» **WHAT THE TASK ASKS**: What is needed here is an exact copy of every record below.

» **DATA TO PROCESS**:
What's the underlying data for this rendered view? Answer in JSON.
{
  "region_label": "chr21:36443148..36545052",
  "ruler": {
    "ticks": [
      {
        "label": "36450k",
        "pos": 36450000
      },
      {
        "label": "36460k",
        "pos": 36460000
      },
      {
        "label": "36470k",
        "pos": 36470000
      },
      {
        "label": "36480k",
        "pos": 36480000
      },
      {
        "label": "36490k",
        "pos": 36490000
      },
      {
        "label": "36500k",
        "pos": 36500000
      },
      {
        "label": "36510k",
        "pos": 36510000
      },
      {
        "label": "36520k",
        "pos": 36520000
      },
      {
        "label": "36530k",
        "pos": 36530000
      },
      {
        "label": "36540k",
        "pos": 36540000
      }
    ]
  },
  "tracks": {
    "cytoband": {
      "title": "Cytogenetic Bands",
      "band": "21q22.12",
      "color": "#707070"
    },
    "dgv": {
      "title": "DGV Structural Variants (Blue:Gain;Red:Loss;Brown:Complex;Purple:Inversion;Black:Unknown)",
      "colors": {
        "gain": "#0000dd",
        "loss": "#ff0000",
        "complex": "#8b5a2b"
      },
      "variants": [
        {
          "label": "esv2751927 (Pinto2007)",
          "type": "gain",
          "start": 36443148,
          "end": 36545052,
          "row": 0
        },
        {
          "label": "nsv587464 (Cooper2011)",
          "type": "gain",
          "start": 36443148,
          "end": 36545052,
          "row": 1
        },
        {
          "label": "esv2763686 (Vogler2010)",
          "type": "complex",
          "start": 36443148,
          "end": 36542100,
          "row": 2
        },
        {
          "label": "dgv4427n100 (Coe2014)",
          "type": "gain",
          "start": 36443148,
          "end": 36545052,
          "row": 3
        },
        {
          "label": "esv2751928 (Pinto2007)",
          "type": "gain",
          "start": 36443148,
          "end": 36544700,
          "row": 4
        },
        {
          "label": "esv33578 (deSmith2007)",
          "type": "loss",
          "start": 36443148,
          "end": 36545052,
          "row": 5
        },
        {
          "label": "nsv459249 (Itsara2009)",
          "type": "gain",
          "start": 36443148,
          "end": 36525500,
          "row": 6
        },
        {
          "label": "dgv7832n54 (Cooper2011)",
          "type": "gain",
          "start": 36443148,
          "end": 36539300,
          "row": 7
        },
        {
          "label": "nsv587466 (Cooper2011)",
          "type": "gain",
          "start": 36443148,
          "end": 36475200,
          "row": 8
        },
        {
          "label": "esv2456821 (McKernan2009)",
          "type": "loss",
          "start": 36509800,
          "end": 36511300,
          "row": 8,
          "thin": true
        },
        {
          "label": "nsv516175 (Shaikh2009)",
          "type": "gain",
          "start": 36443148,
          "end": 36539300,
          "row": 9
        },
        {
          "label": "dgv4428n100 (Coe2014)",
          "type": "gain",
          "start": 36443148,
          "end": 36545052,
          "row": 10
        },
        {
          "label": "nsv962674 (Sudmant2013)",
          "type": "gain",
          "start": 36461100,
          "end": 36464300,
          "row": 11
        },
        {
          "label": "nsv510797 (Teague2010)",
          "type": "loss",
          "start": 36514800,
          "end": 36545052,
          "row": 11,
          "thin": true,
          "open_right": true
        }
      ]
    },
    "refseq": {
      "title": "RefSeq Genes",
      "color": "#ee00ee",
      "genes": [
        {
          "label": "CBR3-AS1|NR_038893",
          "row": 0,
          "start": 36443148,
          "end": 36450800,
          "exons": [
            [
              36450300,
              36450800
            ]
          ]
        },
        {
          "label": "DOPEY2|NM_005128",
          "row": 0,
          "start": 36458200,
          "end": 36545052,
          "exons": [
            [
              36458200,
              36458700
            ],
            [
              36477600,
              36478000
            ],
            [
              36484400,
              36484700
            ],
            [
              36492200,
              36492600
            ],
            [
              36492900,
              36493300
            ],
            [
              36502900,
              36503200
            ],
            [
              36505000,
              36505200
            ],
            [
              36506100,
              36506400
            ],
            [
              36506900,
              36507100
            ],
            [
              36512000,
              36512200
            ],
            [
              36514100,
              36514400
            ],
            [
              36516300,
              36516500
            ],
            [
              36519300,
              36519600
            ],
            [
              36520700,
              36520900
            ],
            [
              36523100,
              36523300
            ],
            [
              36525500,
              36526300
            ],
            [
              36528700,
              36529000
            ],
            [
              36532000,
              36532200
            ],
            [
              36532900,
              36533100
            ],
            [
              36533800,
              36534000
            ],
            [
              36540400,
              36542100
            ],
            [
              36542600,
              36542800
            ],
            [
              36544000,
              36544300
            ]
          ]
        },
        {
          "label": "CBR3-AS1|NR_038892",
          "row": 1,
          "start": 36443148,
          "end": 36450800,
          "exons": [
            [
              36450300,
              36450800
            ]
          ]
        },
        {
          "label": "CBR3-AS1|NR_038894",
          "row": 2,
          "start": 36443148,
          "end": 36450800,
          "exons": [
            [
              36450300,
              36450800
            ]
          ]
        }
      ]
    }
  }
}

» **EXERCISE RESULT**:
What's the underlying data for this rendered view? Answer in JSON.
{
  "region_label": "chr21:36443148..36545052",
  "ruler": {
    "ticks": [
      {
        "label": "36450k",
        "pos": 36450000
      },
      {
        "label": "36460k",
        "pos": 36460000
      },
      {
        "label": "36470k",
        "pos": 36470000
      },
      {
        "label": "36480k",
        "pos": 36480000
      },
      {
        "label": "36490k",
        "pos": 36490000
      },
      {
        "label": "36500k",
        "pos": 36500000
      },
      {
        "label": "36510k",
        "pos": 36510000
      },
      {
        "label": "36520k",
        "pos": 36520000
      },
      {
        "label": "36530k",
        "pos": 36530000
      },
      {
        "label": "36540k",
        "pos": 36540000
      }
    ]
  },
  "tracks": {
    "cytoband": {
      "title": "Cytogenetic Bands",
      "band": "21q22.12",
      "color": "#707070"
    },
    "dgv": {
      "title": "DGV Structural Variants (Blue:Gain;Red:Loss;Brown:Complex;Purple:Inversion;Black:Unknown)",
      "colors": {
        "gain": "#0000dd",
        "loss": "#ff0000",
        "complex": "#8b5a2b"
      },
      "variants": [
        {
          "label": "esv2751927 (Pinto2007)",
          "type": "gain",
          "start": 36443148,
          "end": 36545052,
          "row": 0
        },
        {
          "label": "nsv587464 (Cooper2011)",
          "type": "gain",
          "start": 36443148,
          "end": 36545052,
          "row": 1
        },
        {
          "label": "esv2763686 (Vogler2010)",
          "type": "complex",
          "start": 36443148,
          "end": 36542100,
          "row": 2
        },
        {
          "label": "dgv4427n100 (Coe2014)",
          "type": "gain",
          "start": 36443148,
          "end": 36545052,
          "row": 3
        },
        {
          "label": "esv2751928 (Pinto2007)",
          "type": "gain",
          "start": 36443148,
          "end": 36544700,
          "row": 4
        },
        {
          "label": "esv33578 (deSmith2007)",
          "type": "loss",
          "start": 36443148,
          "end": 36545052,
          "row": 5
        },
        {
          "label": "nsv459249 (Itsara2009)",
          "type": "gain",
          "start": 36443148,
          "end": 36525500,
          "row": 6
        },
        {
          "label": "dgv7832n54 (Cooper2011)",
          "type": "gain",
          "start": 36443148,
          "end": 36539300,
          "row": 7
        },
        {
          "label": "nsv587466 (Cooper2011)",
          "type": "gain",
          "start": 36443148,
          "end": 36475200,
          "row": 8
        },
        {
          "label": "esv2456821 (McKernan2009)",
          "type": "loss",
          "start": 36509800,
          "end": 36511300,
          "row": 8,
          "thin": true
        },
        {
          "label": "nsv516175 (Shaikh2009)",
          "type": "gain",
          "start": 36443148,
          "end": 36539300,
          "row": 9
        },
        {
          "label": "dgv4428n100 (Coe2014)",
          "type": "gain",
          "start": 36443148,
          "end": 36545052,
          "row": 10
        },
        {
          "label": "nsv962674 (Sudmant2013)",
          "type": "gain",
          "start": 36461100,
          "end": 36464300,
          "row": 11
        },
        {
          "label": "nsv510797 (Teague2010)",
          "type": "loss",
          "start": 36514800,
          "end": 36545052,
          "row": 11,
          "thin": true,
          "open_right": true
        }
      ]
    },
    "refseq": {
      "title": "RefSeq Genes",
      "color": "#ee00ee",
      "genes": [
        {
          "label": "CBR3-AS1|NR_038893",
          "row": 0,
          "start": 36443148,
          "end": 36450800,
          "exons": [
            [
              36450300,
              36450800
            ]
          ]
        },
        {
          "label": "DOPEY2|NM_005128",
          "row": 0,
          "start": 36458200,
          "end": 36545052,
          "exons": [
            [
              36458200,
              36458700
            ],
            [
              36477600,
              36478000
            ],
            [
              36484400,
              36484700
            ],
            [
              36492200,
              36492600
            ],
            [
              36492900,
              36493300
            ],
            [
              36502900,
              36503200
            ],
            [
              36505000,
              36505200
            ],
            [
              36506100,
              36506400
            ],
            [
              36506900,
              36507100
            ],
            [
              36512000,
              36512200
            ],
            [
              36514100,
              36514400
            ],
            [
              36516300,
              36516500
            ],
            [
              36519300,
              36519600
            ],
            [
              36520700,
              36520900
            ],
            [
              36523100,
              36523300
            ],
            [
              36525500,
              36526300
            ],
            [
              36528700,
              36529000
            ],
            [
              36532000,
              36532200
            ],
            [
              36532900,
              36533100
            ],
            [
              36533800,
              36534000
            ],
            [
              36540400,
              36542100
            ],
            [
              36542600,
              36542800
            ],
            [
              36544000,
              36544300
            ]
          ]
        },
        {
          "label": "CBR3-AS1|NR_038892",
          "row": 1,
          "start": 36443148,
          "end": 36450800,
          "exons": [
            [
              36450300,
              36450800
            ]
          ]
        },
        {
          "label": "CBR3-AS1|NR_038894",
          "row": 2,
          "start": 36443148,
          "end": 36450800,
          "exons": [
            [
              36450300,
              36450800
            ]
          ]
        }
      ]
    }
  }
}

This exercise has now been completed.